Copy the material below verbatim, from its start through the line containing "application-form-icon — [123, 324, 193, 394]".

━━ ITEMS

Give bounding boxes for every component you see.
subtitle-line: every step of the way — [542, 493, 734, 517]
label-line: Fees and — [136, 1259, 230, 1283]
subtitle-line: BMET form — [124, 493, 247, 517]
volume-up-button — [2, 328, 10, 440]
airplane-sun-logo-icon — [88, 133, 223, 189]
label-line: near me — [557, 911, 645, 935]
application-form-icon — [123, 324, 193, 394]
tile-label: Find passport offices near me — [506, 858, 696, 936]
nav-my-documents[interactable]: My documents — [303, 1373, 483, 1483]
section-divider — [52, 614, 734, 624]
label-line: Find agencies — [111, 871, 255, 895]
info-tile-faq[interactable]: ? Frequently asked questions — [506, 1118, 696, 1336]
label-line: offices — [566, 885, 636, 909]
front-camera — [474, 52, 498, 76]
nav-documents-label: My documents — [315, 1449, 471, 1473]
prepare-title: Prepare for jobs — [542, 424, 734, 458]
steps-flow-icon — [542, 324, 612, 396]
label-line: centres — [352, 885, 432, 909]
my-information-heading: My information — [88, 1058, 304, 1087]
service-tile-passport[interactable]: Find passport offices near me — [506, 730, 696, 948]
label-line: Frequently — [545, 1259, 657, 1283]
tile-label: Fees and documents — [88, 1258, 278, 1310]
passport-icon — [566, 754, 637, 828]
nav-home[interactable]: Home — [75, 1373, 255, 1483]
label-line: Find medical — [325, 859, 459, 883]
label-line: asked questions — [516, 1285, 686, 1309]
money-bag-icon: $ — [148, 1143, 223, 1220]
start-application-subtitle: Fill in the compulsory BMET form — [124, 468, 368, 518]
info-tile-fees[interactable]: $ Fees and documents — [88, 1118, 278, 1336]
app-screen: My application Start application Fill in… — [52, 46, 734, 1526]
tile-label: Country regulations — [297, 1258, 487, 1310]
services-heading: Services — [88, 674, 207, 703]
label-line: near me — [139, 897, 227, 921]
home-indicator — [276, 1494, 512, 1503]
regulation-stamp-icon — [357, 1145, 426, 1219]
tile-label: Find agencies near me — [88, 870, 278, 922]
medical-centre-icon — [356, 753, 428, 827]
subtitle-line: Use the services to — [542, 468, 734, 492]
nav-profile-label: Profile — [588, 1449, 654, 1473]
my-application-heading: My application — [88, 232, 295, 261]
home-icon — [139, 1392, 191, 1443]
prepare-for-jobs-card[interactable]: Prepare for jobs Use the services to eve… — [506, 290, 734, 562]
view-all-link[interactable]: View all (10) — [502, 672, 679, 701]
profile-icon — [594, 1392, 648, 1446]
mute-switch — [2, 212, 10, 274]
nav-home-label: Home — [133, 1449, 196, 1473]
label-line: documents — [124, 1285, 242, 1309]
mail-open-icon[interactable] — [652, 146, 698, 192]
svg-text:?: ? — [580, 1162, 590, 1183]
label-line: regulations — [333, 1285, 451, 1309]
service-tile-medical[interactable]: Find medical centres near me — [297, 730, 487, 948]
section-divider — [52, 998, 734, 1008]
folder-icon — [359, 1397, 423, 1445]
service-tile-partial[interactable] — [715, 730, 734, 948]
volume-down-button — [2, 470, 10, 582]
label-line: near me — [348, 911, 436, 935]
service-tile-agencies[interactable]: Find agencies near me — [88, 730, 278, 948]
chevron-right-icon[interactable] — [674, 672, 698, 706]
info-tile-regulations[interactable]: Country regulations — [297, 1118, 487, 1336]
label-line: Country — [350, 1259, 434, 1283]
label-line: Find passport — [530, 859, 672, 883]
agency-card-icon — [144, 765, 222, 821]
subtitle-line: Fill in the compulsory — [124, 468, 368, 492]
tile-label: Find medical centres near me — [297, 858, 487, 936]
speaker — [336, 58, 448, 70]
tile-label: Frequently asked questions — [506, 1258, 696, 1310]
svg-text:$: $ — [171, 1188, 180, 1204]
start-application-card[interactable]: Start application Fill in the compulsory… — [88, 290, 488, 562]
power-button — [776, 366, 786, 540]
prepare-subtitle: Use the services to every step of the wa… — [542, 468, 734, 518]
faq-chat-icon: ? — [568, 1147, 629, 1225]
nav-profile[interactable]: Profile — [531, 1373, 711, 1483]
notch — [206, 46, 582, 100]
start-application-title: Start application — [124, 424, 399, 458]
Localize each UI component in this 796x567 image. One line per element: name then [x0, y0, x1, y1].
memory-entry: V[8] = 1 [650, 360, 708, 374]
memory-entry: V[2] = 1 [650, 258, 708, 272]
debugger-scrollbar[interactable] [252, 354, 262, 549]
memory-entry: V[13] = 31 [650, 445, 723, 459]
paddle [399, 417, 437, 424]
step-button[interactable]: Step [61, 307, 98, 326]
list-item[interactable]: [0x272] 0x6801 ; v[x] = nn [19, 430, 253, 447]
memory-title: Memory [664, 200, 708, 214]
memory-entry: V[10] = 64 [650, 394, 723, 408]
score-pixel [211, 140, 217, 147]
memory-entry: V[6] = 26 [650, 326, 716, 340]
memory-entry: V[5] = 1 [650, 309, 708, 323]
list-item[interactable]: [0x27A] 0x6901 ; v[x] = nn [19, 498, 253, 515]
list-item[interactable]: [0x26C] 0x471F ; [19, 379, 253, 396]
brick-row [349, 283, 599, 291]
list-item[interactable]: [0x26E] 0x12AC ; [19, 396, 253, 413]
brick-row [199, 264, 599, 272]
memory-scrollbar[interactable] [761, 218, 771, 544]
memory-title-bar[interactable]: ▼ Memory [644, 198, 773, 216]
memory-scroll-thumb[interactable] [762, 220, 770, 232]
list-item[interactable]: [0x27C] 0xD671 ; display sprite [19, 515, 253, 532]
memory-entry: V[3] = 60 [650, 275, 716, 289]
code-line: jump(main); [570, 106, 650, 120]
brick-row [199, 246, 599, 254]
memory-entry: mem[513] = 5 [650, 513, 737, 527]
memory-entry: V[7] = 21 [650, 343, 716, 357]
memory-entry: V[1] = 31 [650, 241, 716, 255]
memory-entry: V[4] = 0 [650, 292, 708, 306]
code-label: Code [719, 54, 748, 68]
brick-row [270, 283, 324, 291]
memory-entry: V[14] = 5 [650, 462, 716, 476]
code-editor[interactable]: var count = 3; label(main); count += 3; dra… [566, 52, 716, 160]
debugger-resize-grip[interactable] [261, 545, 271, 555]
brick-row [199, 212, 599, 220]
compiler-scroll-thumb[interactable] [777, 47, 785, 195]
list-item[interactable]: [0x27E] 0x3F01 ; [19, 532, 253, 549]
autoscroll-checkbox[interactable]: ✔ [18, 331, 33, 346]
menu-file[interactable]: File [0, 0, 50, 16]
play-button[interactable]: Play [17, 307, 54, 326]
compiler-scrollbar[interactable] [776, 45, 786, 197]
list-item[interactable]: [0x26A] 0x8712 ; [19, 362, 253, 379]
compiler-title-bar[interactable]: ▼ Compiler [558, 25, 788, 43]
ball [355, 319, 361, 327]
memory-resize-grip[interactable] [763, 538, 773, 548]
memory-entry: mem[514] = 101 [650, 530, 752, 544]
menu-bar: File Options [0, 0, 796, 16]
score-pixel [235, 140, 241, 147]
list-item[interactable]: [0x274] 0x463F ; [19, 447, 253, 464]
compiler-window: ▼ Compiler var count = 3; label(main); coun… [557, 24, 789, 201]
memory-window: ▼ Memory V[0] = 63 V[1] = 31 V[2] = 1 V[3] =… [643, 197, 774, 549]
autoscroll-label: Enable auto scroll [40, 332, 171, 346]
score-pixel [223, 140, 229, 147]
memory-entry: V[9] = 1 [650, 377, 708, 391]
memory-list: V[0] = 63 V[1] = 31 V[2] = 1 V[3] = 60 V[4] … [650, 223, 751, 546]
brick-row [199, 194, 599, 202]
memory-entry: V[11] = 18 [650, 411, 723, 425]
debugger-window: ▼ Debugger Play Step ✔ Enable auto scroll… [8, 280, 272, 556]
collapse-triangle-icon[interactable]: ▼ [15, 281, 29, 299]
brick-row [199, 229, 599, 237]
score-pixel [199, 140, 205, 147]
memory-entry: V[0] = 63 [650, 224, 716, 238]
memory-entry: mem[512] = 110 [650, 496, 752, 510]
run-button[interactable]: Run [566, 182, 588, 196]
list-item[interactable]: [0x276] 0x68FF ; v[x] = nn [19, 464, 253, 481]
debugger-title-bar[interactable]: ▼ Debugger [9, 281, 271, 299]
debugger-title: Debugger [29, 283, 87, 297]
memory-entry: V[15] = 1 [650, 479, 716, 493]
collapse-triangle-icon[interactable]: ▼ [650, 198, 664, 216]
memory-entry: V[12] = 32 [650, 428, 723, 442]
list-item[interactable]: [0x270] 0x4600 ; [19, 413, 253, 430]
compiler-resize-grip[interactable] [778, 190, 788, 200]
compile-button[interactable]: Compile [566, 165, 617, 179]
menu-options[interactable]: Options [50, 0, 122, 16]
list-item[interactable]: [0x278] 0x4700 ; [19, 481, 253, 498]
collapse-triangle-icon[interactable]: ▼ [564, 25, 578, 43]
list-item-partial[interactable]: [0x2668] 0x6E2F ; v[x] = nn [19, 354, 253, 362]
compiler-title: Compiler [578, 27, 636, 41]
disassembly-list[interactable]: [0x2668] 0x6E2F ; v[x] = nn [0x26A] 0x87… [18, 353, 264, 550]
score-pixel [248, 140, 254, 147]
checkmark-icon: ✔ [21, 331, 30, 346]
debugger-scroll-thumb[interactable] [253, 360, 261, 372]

━━━━

ANSWER.
Give bounding boxes for every component you see.
subtitle-line: every step of the way — [542, 493, 734, 517]
label-line: Fees and — [136, 1259, 230, 1283]
subtitle-line: BMET form — [124, 493, 247, 517]
volume-up-button — [2, 328, 10, 440]
airplane-sun-logo-icon — [88, 133, 223, 189]
label-line: near me — [557, 911, 645, 935]
application-form-icon — [123, 324, 193, 394]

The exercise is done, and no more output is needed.